● Goal
The entries are to be returned exactly, with images left out.

-- Start of Stored records --

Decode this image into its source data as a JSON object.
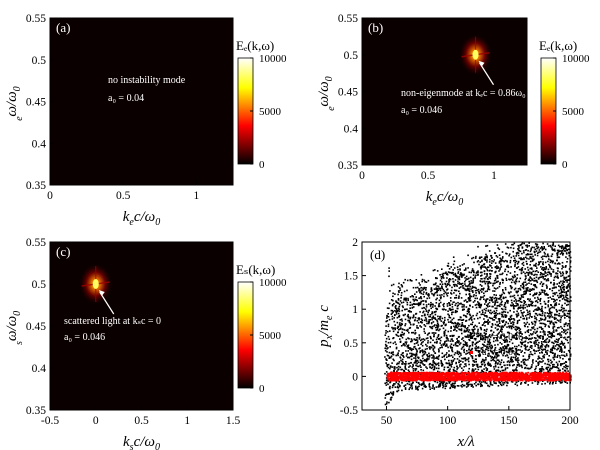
{
  "chart_data": [
    {
      "type": "heatmap",
      "panel_label": "(a)",
      "xlabel_main": "k",
      "xlabel_sub": "e",
      "xlabel_rest": "c/ω",
      "xlabel_rest_sub": "0",
      "ylabel_main": "ω/ω",
      "ylabel_sub": "e",
      "ylabel_rest_sub": "0",
      "xlim": [
        0,
        1.25
      ],
      "ylim": [
        0.35,
        0.55
      ],
      "xticks": [
        0,
        0.5,
        1
      ],
      "xtick_labels": [
        "0",
        "0.5",
        "1"
      ],
      "yticks": [
        0.35,
        0.4,
        0.45,
        0.5,
        0.55
      ],
      "ytick_labels": [
        "0.35",
        "0.4",
        "0.45",
        "0.5",
        "0.55"
      ],
      "colorbar_title": "Eₑ(k,ω)",
      "colorbar_range": [
        0,
        10000
      ],
      "colorbar_ticks": [
        0,
        5000,
        10000
      ],
      "colorbar_tick_labels": [
        "0",
        "5000",
        "10000"
      ],
      "hotspot": null,
      "annotations": [
        "no instability mode",
        "a₀ = 0.04"
      ]
    },
    {
      "type": "heatmap",
      "panel_label": "(b)",
      "xlabel_main": "k",
      "xlabel_sub": "e",
      "xlabel_rest": "c/ω",
      "xlabel_rest_sub": "0",
      "ylabel_main": "ω/ω",
      "ylabel_sub": "e",
      "ylabel_rest_sub": "0",
      "xlim": [
        0,
        1.25
      ],
      "ylim": [
        0.35,
        0.55
      ],
      "xticks": [
        0,
        0.5,
        1
      ],
      "xtick_labels": [
        "0",
        "0.5",
        "1"
      ],
      "yticks": [
        0.35,
        0.4,
        0.45,
        0.5,
        0.55
      ],
      "ytick_labels": [
        "0.35",
        "0.4",
        "0.45",
        "0.5",
        "0.55"
      ],
      "colorbar_title": "Eₑ(k,ω)",
      "colorbar_range": [
        0,
        10000
      ],
      "colorbar_ticks": [
        0,
        5000,
        10000
      ],
      "colorbar_tick_labels": [
        "0",
        "5000",
        "10000"
      ],
      "hotspot": {
        "x": 0.86,
        "y": 0.5
      },
      "annotations": [
        "non-eigenmode at kₑc = 0.86ω₀",
        "a₀ = 0.046"
      ]
    },
    {
      "type": "heatmap",
      "panel_label": "(c)",
      "xlabel_main": "k",
      "xlabel_sub": "s",
      "xlabel_rest": "c/ω",
      "xlabel_rest_sub": "0",
      "ylabel_main": "ω/ω",
      "ylabel_sub": "s",
      "ylabel_rest_sub": "0",
      "xlim": [
        -0.5,
        1.5
      ],
      "ylim": [
        0.35,
        0.55
      ],
      "xticks": [
        -0.5,
        0,
        0.5,
        1,
        1.5
      ],
      "xtick_labels": [
        "-0.5",
        "0",
        "0.5",
        "1",
        "1.5"
      ],
      "yticks": [
        0.35,
        0.4,
        0.45,
        0.5,
        0.55
      ],
      "ytick_labels": [
        "0.35",
        "0.4",
        "0.45",
        "0.5",
        "0.55"
      ],
      "colorbar_title": "Eₛ(k,ω)",
      "colorbar_range": [
        0,
        10000
      ],
      "colorbar_ticks": [
        0,
        5000,
        10000
      ],
      "colorbar_tick_labels": [
        "0",
        "5000",
        "10000"
      ],
      "hotspot": {
        "x": 0.0,
        "y": 0.5
      },
      "annotations": [
        "scattered light at kₛc = 0",
        "a₀ = 0.046"
      ]
    },
    {
      "type": "scatter",
      "panel_label": "(d)",
      "xlabel_main": "x/λ",
      "ylabel_main": "p",
      "ylabel_sub": "x",
      "ylabel_rest": "/m",
      "ylabel_rest_sub": "e",
      "ylabel_tail": "c",
      "xlim": [
        30,
        200
      ],
      "ylim": [
        -0.5,
        2
      ],
      "xticks": [
        50,
        100,
        150,
        200
      ],
      "xtick_labels": [
        "50",
        "100",
        "150",
        "200"
      ],
      "yticks": [
        -0.5,
        0,
        0.5,
        1,
        1.5,
        2
      ],
      "ytick_labels": [
        "-0.5",
        "0",
        "0.5",
        "1",
        "1.5",
        "2"
      ],
      "series": [
        {
          "name": "a₀ = 0.046",
          "color": "#000000",
          "description_points": {
            "x_range": [
              48,
              200
            ],
            "p_range": [
              -0.45,
              2.0
            ]
          }
        },
        {
          "name": "a₀ = 0.04",
          "color": "#ff0000",
          "description_points": {
            "x_range": [
              50,
              200
            ],
            "p_range": [
              -0.05,
              0.07
            ]
          }
        }
      ]
    }
  ]
}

-- End of Stored records --

● The completed task
Decode this image into its source data as a JSON object.
{
  "chart_data": [
    {
      "type": "heatmap",
      "panel_label": "(a)",
      "xlabel_main": "k",
      "xlabel_sub": "e",
      "xlabel_rest": "c/ω",
      "xlabel_rest_sub": "0",
      "ylabel_main": "ω/ω",
      "ylabel_sub": "e",
      "ylabel_rest_sub": "0",
      "xlim": [
        0,
        1.25
      ],
      "ylim": [
        0.35,
        0.55
      ],
      "xticks": [
        0,
        0.5,
        1
      ],
      "xtick_labels": [
        "0",
        "0.5",
        "1"
      ],
      "yticks": [
        0.35,
        0.4,
        0.45,
        0.5,
        0.55
      ],
      "ytick_labels": [
        "0.35",
        "0.4",
        "0.45",
        "0.5",
        "0.55"
      ],
      "colorbar_title": "Eₑ(k,ω)",
      "colorbar_range": [
        0,
        10000
      ],
      "colorbar_ticks": [
        0,
        5000,
        10000
      ],
      "colorbar_tick_labels": [
        "0",
        "5000",
        "10000"
      ],
      "hotspot": null,
      "annotations": [
        "no instability mode",
        "a₀ = 0.04"
      ]
    },
    {
      "type": "heatmap",
      "panel_label": "(b)",
      "xlabel_main": "k",
      "xlabel_sub": "e",
      "xlabel_rest": "c/ω",
      "xlabel_rest_sub": "0",
      "ylabel_main": "ω/ω",
      "ylabel_sub": "e",
      "ylabel_rest_sub": "0",
      "xlim": [
        0,
        1.25
      ],
      "ylim": [
        0.35,
        0.55
      ],
      "xticks": [
        0,
        0.5,
        1
      ],
      "xtick_labels": [
        "0",
        "0.5",
        "1"
      ],
      "yticks": [
        0.35,
        0.4,
        0.45,
        0.5,
        0.55
      ],
      "ytick_labels": [
        "0.35",
        "0.4",
        "0.45",
        "0.5",
        "0.55"
      ],
      "colorbar_title": "Eₑ(k,ω)",
      "colorbar_range": [
        0,
        10000
      ],
      "colorbar_ticks": [
        0,
        5000,
        10000
      ],
      "colorbar_tick_labels": [
        "0",
        "5000",
        "10000"
      ],
      "hotspot": {
        "x": 0.86,
        "y": 0.5
      },
      "annotations": [
        "non-eigenmode at kₑc = 0.86ω₀",
        "a₀ = 0.046"
      ]
    },
    {
      "type": "heatmap",
      "panel_label": "(c)",
      "xlabel_main": "k",
      "xlabel_sub": "s",
      "xlabel_rest": "c/ω",
      "xlabel_rest_sub": "0",
      "ylabel_main": "ω/ω",
      "ylabel_sub": "s",
      "ylabel_rest_sub": "0",
      "xlim": [
        -0.5,
        1.5
      ],
      "ylim": [
        0.35,
        0.55
      ],
      "xticks": [
        -0.5,
        0,
        0.5,
        1,
        1.5
      ],
      "xtick_labels": [
        "-0.5",
        "0",
        "0.5",
        "1",
        "1.5"
      ],
      "yticks": [
        0.35,
        0.4,
        0.45,
        0.5,
        0.55
      ],
      "ytick_labels": [
        "0.35",
        "0.4",
        "0.45",
        "0.5",
        "0.55"
      ],
      "colorbar_title": "Eₛ(k,ω)",
      "colorbar_range": [
        0,
        10000
      ],
      "colorbar_ticks": [
        0,
        5000,
        10000
      ],
      "colorbar_tick_labels": [
        "0",
        "5000",
        "10000"
      ],
      "hotspot": {
        "x": 0.0,
        "y": 0.5
      },
      "annotations": [
        "scattered light at kₛc = 0",
        "a₀ = 0.046"
      ]
    },
    {
      "type": "scatter",
      "panel_label": "(d)",
      "xlabel_main": "x/λ",
      "ylabel_main": "p",
      "ylabel_sub": "x",
      "ylabel_rest": "/m",
      "ylabel_rest_sub": "e",
      "ylabel_tail": "c",
      "xlim": [
        30,
        200
      ],
      "ylim": [
        -0.5,
        2
      ],
      "xticks": [
        50,
        100,
        150,
        200
      ],
      "xtick_labels": [
        "50",
        "100",
        "150",
        "200"
      ],
      "yticks": [
        -0.5,
        0,
        0.5,
        1,
        1.5,
        2
      ],
      "ytick_labels": [
        "-0.5",
        "0",
        "0.5",
        "1",
        "1.5",
        "2"
      ],
      "series": [
        {
          "name": "a₀ = 0.046",
          "color": "#000000",
          "description_points": {
            "x_range": [
              48,
              200
            ],
            "p_range": [
              -0.45,
              2.0
            ]
          }
        },
        {
          "name": "a₀ = 0.04",
          "color": "#ff0000",
          "description_points": {
            "x_range": [
              50,
              200
            ],
            "p_range": [
              -0.05,
              0.07
            ]
          }
        }
      ]
    }
  ]
}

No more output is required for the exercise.